## [Task brief]
Extract the text of every entry below exactly; leave images out.

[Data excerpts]
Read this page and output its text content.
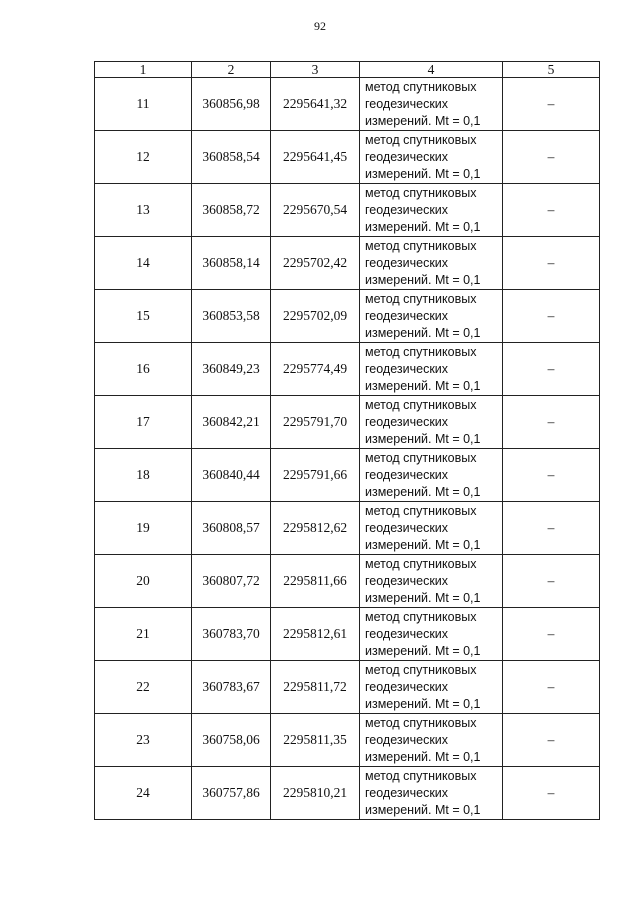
92
1	2	3	4	5
11	360856,98	2295641,32	метод спутниковых
геодезических
измерений. Mt = 0,1	–
12	360858,54	2295641,45	метод спутниковых
геодезических
измерений. Mt = 0,1	–
13	360858,72	2295670,54	метод спутниковых
геодезических
измерений. Mt = 0,1	–
14	360858,14	2295702,42	метод спутниковых
геодезических
измерений. Mt = 0,1	–
15	360853,58	2295702,09	метод спутниковых
геодезических
измерений. Mt = 0,1	–
16	360849,23	2295774,49	метод спутниковых
геодезических
измерений. Mt = 0,1	–
17	360842,21	2295791,70	метод спутниковых
геодезических
измерений. Mt = 0,1	–
18	360840,44	2295791,66	метод спутниковых
геодезических
измерений. Mt = 0,1	–
19	360808,57	2295812,62	метод спутниковых
геодезических
измерений. Mt = 0,1	–
20	360807,72	2295811,66	метод спутниковых
геодезических
измерений. Mt = 0,1	–
21	360783,70	2295812,61	метод спутниковых
геодезических
измерений. Mt = 0,1	–
22	360783,67	2295811,72	метод спутниковых
геодезических
измерений. Mt = 0,1	–
23	360758,06	2295811,35	метод спутниковых
геодезических
измерений. Mt = 0,1	–
24	360757,86	2295810,21	метод спутниковых
геодезических
измерений. Mt = 0,1	–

## [Reply to the exercise]
Read this page and output its text content.
92
1	2	3	4	5
11	360856,98	2295641,32	метод спутниковых
геодезических
измерений. Mt = 0,1	–
12	360858,54	2295641,45	метод спутниковых
геодезических
измерений. Mt = 0,1	–
13	360858,72	2295670,54	метод спутниковых
геодезических
измерений. Mt = 0,1	–
14	360858,14	2295702,42	метод спутниковых
геодезических
измерений. Mt = 0,1	–
15	360853,58	2295702,09	метод спутниковых
геодезических
измерений. Mt = 0,1	–
16	360849,23	2295774,49	метод спутниковых
геодезических
измерений. Mt = 0,1	–
17	360842,21	2295791,70	метод спутниковых
геодезических
измерений. Mt = 0,1	–
18	360840,44	2295791,66	метод спутниковых
геодезических
измерений. Mt = 0,1	–
19	360808,57	2295812,62	метод спутниковых
геодезических
измерений. Mt = 0,1	–
20	360807,72	2295811,66	метод спутниковых
геодезических
измерений. Mt = 0,1	–
21	360783,70	2295812,61	метод спутниковых
геодезических
измерений. Mt = 0,1	–
22	360783,67	2295811,72	метод спутниковых
геодезических
измерений. Mt = 0,1	–
23	360758,06	2295811,35	метод спутниковых
геодезических
измерений. Mt = 0,1	–
24	360757,86	2295810,21	метод спутниковых
геодезических
измерений. Mt = 0,1	–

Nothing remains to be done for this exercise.